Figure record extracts
* * * *

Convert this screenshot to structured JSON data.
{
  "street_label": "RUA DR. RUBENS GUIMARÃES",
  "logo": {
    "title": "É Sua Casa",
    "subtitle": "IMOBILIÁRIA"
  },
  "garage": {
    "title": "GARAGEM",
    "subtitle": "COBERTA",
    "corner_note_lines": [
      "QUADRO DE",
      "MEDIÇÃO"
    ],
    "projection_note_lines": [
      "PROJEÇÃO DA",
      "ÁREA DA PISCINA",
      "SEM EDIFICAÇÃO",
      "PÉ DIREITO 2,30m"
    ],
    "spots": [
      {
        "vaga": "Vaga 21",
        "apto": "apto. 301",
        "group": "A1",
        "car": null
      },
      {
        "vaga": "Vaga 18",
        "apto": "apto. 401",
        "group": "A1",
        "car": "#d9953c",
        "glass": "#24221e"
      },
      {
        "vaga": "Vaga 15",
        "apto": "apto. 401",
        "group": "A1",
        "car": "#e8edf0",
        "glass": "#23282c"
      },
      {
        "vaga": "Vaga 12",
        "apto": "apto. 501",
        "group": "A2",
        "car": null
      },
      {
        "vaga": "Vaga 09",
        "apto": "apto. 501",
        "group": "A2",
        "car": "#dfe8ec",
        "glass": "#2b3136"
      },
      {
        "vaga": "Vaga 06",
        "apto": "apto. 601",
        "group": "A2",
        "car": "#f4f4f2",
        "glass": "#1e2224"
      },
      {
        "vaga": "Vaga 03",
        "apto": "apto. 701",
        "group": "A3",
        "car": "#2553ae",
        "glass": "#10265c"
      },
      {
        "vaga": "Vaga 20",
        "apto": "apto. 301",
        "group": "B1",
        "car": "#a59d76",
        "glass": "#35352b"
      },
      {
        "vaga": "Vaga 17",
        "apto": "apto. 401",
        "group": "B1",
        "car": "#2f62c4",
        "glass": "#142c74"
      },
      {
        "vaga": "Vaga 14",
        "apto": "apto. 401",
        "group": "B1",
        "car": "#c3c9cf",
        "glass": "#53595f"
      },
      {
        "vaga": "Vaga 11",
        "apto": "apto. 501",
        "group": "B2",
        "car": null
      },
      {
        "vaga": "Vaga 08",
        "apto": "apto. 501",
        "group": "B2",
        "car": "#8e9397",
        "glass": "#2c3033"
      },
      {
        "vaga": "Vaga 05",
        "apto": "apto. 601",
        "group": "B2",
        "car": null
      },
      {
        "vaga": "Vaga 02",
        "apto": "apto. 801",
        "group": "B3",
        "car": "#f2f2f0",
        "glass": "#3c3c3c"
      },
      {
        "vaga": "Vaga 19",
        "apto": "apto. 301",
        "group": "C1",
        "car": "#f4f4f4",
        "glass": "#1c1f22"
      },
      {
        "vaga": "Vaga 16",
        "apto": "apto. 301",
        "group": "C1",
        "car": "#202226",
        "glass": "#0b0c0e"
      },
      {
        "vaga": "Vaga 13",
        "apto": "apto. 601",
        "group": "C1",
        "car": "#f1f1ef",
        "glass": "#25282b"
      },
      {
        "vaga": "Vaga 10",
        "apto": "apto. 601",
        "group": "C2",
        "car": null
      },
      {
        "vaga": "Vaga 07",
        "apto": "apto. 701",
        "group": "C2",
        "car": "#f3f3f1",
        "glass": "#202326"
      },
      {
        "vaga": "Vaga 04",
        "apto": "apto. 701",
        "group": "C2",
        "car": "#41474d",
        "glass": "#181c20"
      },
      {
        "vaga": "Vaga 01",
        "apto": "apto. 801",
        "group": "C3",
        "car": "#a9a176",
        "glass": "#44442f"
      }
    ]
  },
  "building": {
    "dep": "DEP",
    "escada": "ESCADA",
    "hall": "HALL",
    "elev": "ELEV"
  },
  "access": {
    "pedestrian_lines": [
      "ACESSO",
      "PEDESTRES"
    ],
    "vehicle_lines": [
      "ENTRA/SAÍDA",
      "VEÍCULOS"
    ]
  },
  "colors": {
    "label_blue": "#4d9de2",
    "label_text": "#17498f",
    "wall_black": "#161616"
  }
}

* * * *

* SHORT TASK: Look above for every line with the word "subtitle" and copy it.

* SOLUTION TO THE PROBLEM:
    "subtitle": "IMOBILIÁRIA"
    "subtitle": "COBERTA",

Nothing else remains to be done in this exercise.